[WHAT IS BEING ASKED] Locate the string "menu" in the listing below. Copy every line where it is found.

START DATA SUPPLIED

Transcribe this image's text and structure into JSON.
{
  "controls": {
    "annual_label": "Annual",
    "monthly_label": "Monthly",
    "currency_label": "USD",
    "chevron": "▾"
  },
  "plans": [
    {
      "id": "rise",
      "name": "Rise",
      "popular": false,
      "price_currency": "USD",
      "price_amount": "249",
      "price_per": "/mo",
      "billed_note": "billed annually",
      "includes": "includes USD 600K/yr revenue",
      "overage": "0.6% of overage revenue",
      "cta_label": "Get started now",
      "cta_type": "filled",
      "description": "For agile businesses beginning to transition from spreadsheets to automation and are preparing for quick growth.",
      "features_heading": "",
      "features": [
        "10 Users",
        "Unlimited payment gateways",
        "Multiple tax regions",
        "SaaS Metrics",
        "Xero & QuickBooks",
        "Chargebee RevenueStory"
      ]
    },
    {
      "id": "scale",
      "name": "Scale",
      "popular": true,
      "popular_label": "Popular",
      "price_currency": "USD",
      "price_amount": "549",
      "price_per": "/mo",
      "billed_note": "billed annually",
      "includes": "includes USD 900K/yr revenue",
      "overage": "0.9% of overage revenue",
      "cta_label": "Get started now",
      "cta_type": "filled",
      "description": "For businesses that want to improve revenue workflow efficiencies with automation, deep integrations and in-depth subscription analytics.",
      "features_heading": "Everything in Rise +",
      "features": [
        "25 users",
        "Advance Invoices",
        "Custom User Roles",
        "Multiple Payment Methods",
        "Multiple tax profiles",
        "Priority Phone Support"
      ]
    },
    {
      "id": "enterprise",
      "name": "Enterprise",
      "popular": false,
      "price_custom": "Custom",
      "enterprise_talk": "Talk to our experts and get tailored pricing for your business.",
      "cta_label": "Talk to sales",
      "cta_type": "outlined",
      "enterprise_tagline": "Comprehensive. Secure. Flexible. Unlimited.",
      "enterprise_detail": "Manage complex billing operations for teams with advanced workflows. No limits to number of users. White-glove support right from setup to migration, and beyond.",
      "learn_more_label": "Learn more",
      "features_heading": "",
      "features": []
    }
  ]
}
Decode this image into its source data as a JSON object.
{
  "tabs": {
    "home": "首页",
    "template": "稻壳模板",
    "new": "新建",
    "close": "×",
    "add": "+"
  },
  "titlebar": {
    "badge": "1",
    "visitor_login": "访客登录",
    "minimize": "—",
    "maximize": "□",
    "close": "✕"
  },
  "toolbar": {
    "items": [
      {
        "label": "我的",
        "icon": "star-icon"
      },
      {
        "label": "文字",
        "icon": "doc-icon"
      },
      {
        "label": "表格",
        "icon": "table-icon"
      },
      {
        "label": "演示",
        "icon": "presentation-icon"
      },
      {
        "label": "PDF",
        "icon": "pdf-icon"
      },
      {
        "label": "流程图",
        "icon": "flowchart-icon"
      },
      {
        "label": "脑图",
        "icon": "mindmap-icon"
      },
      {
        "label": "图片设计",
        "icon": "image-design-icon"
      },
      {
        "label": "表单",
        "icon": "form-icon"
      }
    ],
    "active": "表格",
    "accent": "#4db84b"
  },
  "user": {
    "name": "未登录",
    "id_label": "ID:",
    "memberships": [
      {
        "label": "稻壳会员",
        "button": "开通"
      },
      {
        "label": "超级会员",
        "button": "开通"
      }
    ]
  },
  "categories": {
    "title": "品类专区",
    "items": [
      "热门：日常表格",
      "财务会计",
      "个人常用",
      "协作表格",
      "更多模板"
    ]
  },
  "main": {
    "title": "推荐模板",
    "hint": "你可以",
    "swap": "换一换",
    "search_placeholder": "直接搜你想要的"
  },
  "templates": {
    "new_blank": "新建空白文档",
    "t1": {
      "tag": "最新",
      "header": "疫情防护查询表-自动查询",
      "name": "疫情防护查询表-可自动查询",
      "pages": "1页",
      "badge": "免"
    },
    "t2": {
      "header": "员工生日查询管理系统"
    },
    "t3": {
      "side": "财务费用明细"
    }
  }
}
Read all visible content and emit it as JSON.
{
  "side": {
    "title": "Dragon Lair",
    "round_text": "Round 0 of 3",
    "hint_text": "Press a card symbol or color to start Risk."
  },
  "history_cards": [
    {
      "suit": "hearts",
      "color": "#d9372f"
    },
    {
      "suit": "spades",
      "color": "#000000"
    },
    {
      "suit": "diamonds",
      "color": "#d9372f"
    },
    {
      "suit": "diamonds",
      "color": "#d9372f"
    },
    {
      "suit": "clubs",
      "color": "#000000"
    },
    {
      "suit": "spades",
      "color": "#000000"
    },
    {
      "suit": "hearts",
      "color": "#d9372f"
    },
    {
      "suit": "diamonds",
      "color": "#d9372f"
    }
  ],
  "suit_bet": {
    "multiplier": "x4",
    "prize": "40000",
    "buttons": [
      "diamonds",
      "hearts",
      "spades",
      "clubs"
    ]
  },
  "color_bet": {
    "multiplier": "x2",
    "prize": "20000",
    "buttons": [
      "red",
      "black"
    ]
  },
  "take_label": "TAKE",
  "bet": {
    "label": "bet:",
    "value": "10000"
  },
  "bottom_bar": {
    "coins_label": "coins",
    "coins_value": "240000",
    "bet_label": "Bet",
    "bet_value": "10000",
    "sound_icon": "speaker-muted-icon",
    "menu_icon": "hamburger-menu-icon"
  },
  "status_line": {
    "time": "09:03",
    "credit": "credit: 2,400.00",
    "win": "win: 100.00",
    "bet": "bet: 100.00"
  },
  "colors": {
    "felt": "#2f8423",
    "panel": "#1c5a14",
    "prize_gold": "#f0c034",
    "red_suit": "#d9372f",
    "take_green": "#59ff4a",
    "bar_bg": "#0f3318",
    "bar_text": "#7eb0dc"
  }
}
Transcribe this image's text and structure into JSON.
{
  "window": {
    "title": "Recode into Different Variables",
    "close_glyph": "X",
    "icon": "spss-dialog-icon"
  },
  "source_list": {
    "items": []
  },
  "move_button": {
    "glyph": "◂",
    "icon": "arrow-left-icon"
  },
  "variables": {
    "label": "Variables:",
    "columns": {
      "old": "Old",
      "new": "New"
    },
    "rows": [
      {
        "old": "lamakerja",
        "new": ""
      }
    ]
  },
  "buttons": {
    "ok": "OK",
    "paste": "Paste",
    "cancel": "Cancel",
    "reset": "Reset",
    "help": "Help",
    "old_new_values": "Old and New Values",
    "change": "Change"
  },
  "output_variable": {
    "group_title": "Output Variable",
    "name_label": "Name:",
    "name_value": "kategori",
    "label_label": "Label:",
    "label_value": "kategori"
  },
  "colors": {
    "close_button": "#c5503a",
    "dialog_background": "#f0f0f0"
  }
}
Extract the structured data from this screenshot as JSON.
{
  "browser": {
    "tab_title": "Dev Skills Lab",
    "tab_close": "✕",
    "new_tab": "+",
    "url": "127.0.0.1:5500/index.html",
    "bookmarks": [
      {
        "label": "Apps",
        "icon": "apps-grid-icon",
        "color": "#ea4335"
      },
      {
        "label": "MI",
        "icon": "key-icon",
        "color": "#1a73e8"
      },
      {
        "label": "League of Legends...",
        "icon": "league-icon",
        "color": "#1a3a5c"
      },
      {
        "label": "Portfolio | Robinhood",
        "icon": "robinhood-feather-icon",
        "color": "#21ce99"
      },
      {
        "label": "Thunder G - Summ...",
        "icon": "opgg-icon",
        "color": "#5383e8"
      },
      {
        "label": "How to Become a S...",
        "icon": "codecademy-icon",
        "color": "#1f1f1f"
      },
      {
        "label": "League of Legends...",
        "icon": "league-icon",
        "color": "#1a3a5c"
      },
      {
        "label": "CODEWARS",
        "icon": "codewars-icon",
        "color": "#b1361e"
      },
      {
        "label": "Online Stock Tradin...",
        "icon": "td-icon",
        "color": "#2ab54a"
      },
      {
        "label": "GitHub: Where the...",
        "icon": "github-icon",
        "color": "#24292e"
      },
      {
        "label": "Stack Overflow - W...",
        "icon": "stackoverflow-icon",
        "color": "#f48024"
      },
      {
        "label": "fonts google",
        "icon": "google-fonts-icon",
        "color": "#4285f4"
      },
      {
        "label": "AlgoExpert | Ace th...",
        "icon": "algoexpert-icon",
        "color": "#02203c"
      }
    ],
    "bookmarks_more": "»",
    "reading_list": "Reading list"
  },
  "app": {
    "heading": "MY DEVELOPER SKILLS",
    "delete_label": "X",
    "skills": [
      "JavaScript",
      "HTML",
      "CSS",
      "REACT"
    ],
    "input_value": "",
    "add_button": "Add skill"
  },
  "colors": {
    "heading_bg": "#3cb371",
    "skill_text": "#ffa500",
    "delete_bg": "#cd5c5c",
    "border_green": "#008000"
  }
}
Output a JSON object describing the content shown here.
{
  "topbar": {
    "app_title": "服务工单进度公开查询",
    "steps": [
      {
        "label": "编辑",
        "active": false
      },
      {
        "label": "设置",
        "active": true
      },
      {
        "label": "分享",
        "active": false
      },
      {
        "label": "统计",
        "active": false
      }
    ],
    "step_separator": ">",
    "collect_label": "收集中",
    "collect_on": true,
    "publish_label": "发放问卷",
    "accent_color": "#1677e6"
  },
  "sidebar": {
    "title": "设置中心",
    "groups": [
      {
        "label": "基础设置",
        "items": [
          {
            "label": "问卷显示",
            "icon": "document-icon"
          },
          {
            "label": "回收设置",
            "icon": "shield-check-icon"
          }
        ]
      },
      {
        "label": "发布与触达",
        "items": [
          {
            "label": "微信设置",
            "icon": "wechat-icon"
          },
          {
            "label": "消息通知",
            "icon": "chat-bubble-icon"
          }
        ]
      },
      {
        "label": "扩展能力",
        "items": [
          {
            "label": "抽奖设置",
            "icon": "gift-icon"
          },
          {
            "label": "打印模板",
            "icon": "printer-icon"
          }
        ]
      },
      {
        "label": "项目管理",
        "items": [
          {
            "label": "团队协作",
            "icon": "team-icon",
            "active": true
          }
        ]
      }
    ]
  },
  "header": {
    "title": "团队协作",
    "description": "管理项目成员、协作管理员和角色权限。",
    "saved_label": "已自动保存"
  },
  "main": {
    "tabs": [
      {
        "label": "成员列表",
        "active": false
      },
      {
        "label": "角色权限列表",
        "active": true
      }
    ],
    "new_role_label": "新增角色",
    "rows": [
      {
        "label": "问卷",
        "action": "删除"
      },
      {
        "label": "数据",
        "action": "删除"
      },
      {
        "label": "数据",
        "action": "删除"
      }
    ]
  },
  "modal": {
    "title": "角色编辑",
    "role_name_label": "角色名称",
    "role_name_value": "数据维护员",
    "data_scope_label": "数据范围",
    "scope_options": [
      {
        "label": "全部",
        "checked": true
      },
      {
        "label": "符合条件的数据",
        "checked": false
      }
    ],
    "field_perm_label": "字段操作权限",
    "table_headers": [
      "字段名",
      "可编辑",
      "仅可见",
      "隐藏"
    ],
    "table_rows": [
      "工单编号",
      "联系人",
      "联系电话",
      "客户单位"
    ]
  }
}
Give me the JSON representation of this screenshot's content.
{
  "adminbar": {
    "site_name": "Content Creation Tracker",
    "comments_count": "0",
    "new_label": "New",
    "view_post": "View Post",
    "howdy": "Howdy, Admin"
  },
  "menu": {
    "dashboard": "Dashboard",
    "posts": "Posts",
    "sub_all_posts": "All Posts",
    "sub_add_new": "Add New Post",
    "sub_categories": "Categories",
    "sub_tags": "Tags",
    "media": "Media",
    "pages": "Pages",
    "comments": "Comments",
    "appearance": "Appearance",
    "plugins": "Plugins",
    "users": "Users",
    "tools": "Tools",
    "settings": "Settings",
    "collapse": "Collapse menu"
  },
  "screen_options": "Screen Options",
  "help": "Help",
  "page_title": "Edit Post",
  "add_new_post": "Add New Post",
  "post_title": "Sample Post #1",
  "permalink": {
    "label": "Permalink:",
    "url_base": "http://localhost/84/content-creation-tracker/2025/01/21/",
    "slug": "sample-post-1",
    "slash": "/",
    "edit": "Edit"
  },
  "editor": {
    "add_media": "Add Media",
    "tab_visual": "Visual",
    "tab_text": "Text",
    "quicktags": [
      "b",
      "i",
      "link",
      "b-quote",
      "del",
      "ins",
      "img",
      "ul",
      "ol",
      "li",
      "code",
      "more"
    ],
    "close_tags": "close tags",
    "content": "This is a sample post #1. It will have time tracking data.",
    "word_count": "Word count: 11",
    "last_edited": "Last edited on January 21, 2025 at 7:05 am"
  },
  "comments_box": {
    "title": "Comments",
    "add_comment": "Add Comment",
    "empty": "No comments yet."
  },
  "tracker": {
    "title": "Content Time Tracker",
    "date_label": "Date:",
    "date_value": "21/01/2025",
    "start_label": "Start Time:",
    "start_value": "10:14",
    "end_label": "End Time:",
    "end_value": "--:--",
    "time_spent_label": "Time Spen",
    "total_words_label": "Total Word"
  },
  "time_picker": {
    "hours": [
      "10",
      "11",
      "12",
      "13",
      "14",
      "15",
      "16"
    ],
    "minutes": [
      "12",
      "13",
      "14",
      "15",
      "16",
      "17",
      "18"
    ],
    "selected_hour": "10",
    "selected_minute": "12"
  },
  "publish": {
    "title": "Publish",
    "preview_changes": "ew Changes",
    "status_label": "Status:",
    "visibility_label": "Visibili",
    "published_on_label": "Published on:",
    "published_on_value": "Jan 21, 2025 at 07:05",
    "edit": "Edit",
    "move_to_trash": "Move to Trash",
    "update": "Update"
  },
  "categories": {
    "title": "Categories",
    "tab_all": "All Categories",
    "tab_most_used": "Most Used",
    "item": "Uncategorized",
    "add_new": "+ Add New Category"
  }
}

END DATA SUPPLIED

[FINISHED ANSWER]
    "menu_icon": "hamburger-menu-icon"
  "menu": {
    "collapse": "Collapse menu"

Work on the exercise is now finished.